Exercise requirements ▸
(a) Swap "peers" for "colleagues" and write out the storytelling excerpt from "Storytelling is not" up to and including "benefit from storytelling.".
(b) Summarize the storytelling excerpt in two sentences.
(c) Continue the storytelling excerpt from the point where it stops.

Document excerpt ▸
◇ ◇ ◇

Fundamentally, story is a narrative about something that happened to someone, he said. A good story has an interesting narrative that teaches an important to lesson that will serve you well. Story requires a main character, a goal and something blocking that goal. There are events along the way, a struggle and either success or failure. Sound familiar? Of course. That is the arc of every story as we are wired to recognize it.

“I focus on story first,” said Smith, “because that’s the main place people get into difficulty when trying to craft a better stories. The thing that they’re trying to crack isn’t even a story. So, no matter how much lipstick you put on that pig, it’s never going to be a story. It’s just a pig with lipstick on it.”

Storytelling is not just engaging an audience with a leadership message. To really understand storytelling, you have to start with the definition of a story. Remember, something has to happen to someone or it’s not a story.

■ Who needs to tell stories?
While storytelling is highly effective for the boss, Smith said everyone can benefit from better storytelling, even those that don’t manage anyone. Those people still need to make recommendations and exercise influence over peers. Smith teaches courses in storytelling for CEOs and executives all the way down to new hires because everyone can benefit from storytelling.

◇ ◇ ◇

Given records ▸
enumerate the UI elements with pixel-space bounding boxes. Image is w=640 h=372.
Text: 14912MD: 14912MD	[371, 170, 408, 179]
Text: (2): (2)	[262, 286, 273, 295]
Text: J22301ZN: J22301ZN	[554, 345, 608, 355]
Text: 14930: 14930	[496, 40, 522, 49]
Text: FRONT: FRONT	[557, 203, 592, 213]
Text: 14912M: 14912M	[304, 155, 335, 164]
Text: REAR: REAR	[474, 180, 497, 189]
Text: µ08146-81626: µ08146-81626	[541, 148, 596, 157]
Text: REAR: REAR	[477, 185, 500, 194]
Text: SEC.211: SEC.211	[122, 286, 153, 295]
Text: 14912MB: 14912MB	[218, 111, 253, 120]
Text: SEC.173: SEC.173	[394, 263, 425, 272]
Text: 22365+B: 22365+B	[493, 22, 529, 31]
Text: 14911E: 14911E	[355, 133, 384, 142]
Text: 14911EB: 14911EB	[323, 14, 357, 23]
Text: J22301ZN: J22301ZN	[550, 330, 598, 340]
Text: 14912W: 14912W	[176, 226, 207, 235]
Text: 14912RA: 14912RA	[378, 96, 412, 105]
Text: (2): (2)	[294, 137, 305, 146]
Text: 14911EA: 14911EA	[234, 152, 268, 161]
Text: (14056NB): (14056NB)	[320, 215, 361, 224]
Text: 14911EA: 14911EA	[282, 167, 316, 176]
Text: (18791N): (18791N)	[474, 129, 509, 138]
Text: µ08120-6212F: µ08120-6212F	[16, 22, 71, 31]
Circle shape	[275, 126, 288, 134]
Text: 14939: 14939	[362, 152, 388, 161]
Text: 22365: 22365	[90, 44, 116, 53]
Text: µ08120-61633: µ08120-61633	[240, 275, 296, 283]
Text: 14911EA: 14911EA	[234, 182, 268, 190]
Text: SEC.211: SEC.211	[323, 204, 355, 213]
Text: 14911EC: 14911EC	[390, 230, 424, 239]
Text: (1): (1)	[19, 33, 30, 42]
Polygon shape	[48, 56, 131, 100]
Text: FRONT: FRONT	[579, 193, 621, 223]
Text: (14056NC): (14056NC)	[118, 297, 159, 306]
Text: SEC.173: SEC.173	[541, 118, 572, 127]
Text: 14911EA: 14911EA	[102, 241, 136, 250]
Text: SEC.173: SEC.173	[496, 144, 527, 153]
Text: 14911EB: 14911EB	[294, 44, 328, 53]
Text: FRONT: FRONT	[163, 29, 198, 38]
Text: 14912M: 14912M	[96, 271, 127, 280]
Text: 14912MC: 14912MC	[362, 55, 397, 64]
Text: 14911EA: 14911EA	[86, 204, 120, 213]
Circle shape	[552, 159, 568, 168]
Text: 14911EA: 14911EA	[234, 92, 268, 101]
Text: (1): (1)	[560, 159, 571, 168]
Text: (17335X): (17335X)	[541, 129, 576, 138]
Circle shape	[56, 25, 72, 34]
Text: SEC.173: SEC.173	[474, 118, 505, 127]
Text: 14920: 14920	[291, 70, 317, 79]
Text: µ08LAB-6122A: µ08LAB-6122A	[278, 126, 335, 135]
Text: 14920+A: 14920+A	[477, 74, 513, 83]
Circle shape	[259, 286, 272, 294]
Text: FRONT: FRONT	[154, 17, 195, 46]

◇ ◇ ◇

Task-by-task results ▸
(a)
Storytelling is not just engaging an audience with a leadership message. To really understand storytelling, you have to start with the definition of a story. Remember, something has to happen to someone or it’s not a story.

■ Who needs to tell stories?
While storytelling is highly effective for the boss, Smith said everyone can benefit from better storytelling, even those that don’t manage anyone. Those people still need to make recommendations and exercise influence over colleagues. Smith teaches courses in storytelling for CEOs and executives all the way down to new hires because everyone can benefit from storytelling.

(b) A story is a narrative about something that happened to someone, and it requires a main character, a goal, something blocking that goal, and a struggle that ends in success or failure. Smith focuses on story first because people often try to craft stories from material that is not a story at all, and Smith teaches storytelling to everyone from CEOs to new hires because everyone can benefit from it.

(c)
And while the stories may be different, the craft is the same — the structure, the techniques that create emotional engagement; the surprise ending, these apply no matter who is telling the story. The difference lies in what the story is about.

■ How do you craft a good story?
Like all things done well, the end result often looks as natural and effortless as rain’s trip from sky to earth. Ask plenty of writers, and they will assure you this is not the case. If your efforts feel like a struggle, that’s natural. Creation is work. Stories are by design. And, to this end, Smith said you need to start with the end in mind. He recommended knowing the answer to these two questions before you craft your story: Who is my audience? What do I want them to think, feel or do after listening to my story that they likely weren’t going to do otherwise?

With these answers known, you can proceed with finding your ‘something that happened to someone’ that will accomplish your goal with your audience. This isn’t fiction, no invention is needed, just a flip through the rolodex of time.

In your own life, and that of your friends, family and colleagues, query for times of success, failure or a moment of clarity that fits with the desired feeling or action you want to happen in your audience. He suggested thinking of a time when you saw someone do something really well, a time you witnessed someone perform poorly, a lightbulb-style realization or a hard-luck lesson learned.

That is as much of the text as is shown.